AIM OF THE TASK: Please report every line from the material that contains the word "JSON".

>> begin DATA EXTRACT

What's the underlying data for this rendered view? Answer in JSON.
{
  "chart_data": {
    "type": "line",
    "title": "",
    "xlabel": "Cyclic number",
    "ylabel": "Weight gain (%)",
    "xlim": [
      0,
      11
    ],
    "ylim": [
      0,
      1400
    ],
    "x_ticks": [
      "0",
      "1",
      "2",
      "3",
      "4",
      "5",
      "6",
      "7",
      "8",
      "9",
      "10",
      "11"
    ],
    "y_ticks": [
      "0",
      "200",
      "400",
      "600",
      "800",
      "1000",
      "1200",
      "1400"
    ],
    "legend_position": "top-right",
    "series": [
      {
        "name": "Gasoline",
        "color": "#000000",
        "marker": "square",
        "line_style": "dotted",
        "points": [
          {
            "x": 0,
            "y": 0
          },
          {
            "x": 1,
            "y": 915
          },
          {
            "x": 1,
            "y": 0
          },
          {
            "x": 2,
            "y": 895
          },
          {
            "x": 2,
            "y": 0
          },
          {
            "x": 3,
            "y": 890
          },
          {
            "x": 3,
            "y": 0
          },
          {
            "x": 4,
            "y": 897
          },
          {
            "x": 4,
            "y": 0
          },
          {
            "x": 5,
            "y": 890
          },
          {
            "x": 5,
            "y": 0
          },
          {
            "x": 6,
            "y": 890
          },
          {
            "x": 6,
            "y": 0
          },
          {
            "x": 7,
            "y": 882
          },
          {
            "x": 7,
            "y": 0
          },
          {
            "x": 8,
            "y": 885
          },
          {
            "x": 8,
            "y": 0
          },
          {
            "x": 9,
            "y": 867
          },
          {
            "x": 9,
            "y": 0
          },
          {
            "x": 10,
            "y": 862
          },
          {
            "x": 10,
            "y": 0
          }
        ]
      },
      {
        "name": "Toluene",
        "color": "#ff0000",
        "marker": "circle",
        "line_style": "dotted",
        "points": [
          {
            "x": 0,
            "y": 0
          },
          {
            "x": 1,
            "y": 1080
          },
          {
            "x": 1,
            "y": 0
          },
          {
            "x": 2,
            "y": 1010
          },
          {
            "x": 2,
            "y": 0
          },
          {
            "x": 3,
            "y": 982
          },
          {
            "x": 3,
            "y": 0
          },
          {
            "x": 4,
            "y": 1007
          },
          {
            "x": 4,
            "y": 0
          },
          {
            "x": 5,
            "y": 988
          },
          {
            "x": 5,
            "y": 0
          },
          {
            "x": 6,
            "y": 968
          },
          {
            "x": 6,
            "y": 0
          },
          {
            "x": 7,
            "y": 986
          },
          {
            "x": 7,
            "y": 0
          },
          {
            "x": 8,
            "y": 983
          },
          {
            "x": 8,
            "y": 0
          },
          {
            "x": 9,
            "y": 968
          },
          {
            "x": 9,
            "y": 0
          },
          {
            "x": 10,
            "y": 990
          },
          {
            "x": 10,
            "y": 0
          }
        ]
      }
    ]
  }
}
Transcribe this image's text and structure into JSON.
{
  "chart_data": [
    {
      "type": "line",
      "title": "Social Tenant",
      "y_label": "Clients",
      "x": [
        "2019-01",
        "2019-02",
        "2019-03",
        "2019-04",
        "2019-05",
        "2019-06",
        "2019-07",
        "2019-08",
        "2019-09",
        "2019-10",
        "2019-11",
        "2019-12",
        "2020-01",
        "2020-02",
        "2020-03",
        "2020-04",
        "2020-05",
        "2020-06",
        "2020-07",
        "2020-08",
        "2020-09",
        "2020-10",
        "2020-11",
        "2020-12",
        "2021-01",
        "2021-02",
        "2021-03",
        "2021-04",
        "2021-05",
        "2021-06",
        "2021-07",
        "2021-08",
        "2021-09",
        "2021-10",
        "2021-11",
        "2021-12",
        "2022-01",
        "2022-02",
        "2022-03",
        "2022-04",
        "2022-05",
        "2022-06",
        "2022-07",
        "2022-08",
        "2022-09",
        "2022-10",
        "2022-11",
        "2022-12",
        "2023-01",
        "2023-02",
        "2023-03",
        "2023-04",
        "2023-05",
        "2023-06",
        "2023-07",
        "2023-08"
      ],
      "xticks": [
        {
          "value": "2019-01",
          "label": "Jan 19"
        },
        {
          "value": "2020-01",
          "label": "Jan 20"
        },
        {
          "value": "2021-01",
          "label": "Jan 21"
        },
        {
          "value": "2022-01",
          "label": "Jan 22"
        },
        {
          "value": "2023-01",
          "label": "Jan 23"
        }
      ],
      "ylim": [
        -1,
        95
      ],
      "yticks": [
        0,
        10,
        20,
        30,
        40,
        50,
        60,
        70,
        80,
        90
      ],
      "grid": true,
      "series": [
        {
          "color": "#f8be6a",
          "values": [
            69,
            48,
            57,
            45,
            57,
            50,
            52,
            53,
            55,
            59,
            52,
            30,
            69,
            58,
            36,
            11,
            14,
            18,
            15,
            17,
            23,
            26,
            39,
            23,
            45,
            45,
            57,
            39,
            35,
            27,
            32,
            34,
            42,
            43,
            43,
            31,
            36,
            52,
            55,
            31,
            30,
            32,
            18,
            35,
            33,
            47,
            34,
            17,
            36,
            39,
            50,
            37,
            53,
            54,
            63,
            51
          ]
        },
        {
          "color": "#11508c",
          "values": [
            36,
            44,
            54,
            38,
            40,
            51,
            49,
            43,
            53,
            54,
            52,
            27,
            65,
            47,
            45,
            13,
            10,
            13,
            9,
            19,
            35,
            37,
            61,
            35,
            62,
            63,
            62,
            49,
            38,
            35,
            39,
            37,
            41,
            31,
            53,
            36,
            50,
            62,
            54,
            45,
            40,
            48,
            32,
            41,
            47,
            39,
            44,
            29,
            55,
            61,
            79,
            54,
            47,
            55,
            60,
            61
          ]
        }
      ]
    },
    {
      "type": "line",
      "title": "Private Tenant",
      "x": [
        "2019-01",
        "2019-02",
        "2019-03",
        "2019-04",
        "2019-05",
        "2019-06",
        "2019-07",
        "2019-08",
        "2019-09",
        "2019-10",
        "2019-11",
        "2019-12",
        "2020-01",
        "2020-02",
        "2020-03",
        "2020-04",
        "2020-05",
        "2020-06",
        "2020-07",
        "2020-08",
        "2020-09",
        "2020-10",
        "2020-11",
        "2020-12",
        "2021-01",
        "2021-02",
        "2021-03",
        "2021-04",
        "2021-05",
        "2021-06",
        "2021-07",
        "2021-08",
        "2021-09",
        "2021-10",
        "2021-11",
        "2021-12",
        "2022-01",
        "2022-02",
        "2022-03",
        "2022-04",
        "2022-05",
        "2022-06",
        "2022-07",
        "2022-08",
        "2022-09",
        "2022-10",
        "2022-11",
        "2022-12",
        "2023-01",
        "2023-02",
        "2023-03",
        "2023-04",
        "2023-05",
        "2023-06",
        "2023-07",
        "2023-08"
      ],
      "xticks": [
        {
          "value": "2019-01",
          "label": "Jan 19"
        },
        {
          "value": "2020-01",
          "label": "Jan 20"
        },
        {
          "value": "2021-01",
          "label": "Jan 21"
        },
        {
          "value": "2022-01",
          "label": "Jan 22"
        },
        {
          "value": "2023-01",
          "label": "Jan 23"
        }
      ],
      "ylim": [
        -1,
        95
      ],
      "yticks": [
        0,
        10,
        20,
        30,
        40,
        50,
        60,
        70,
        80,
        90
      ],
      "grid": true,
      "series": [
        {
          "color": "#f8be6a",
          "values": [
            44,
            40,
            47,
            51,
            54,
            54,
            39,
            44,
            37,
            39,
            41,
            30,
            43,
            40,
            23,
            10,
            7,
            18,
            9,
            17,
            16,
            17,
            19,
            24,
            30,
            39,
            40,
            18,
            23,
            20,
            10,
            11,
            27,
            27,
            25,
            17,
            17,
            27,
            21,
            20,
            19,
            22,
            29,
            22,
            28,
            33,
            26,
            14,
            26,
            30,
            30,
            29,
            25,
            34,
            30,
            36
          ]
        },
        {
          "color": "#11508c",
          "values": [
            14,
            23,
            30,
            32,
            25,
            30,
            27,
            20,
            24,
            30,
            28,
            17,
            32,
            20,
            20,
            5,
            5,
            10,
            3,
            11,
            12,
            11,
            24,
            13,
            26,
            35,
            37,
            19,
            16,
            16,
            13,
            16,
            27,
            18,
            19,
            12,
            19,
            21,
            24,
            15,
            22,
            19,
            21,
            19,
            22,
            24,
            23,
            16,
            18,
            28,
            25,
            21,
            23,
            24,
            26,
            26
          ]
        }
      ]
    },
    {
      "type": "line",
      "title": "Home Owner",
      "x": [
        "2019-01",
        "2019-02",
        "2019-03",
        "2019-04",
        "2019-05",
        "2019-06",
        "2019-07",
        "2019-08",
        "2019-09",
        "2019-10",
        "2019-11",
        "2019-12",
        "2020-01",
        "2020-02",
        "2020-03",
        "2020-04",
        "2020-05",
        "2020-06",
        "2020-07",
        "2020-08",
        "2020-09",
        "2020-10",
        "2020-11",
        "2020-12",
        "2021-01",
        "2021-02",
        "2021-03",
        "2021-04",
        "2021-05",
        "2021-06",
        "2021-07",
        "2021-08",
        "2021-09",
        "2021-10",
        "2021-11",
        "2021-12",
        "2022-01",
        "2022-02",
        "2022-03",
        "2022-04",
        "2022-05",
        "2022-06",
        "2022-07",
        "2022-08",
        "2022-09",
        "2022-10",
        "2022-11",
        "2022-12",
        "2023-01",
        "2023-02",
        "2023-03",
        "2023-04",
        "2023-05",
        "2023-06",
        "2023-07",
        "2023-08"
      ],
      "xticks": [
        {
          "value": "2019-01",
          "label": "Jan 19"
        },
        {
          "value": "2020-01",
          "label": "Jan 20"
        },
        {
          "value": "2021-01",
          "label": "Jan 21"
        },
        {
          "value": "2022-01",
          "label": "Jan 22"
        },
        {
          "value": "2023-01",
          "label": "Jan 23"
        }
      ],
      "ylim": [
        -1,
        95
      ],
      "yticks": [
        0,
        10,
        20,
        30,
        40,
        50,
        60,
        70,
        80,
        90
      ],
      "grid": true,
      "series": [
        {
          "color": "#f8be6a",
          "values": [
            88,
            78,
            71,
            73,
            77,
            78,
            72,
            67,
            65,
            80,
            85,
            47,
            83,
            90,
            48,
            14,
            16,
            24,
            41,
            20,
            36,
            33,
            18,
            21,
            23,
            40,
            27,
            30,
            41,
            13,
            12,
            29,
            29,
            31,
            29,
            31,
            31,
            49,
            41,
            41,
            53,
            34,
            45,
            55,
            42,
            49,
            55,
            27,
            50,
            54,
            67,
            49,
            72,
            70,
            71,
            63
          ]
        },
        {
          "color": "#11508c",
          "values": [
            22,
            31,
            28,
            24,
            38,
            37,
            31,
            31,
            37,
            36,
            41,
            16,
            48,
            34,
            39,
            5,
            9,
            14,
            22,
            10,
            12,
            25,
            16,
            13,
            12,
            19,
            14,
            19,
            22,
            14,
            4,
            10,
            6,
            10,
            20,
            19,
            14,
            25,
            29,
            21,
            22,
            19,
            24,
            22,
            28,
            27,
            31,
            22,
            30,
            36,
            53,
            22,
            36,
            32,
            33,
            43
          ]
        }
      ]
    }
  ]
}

>> end DATA EXTRACT

RESULT:
What's the underlying data for this rendered view? Answer in JSON.
Transcribe this image's text and structure into JSON.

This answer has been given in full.